WHAT THIS TASK INVOLVES –
Set down all of the data that follows word for word, without the images.

SOURCE MATERIAL –
###

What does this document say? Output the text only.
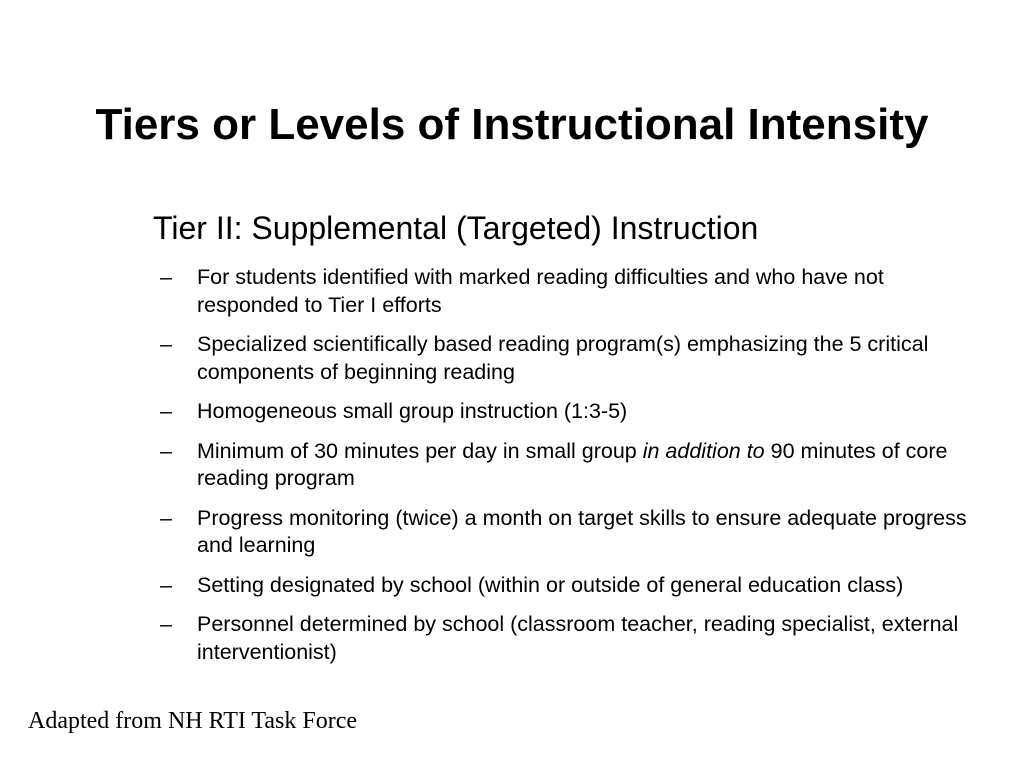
Tiers or Levels of Instructional Intensity

Tier II: Supplemental (Targeted) Instruction

– For students identified with marked reading difficulties and who have not responded to Tier I efforts
– Specialized scientifically based reading program(s) emphasizing the 5 critical components of beginning reading
– Homogeneous small group instruction (1:3-5)
– Minimum of 30 minutes per day in small group in addition to 90 minutes of core reading program
– Progress monitoring (twice) a month on target skills to ensure adequate progress and learning
– Setting designated by school (within or outside of general education class)
– Personnel determined by school (classroom teacher, reading specialist, external interventionist)

Adapted from NH RTI Task Force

###

WORKED ANSWER –
What does this document say? Output the text only.
Tiers or Levels of Instructional Intensity

Tier II: Supplemental (Targeted) Instruction

– For students identified with marked reading difficulties and who have not responded to Tier I efforts
– Specialized scientifically based reading program(s) emphasizing the 5 critical components of beginning reading
– Homogeneous small group instruction (1:3-5)
– Minimum of 30 minutes per day in small group in addition to 90 minutes of core reading program
– Progress monitoring (twice) a month on target skills to ensure adequate progress and learning
– Setting designated by school (within or outside of general education class)
– Personnel determined by school (classroom teacher, reading specialist, external interventionist)

Adapted from NH RTI Task Force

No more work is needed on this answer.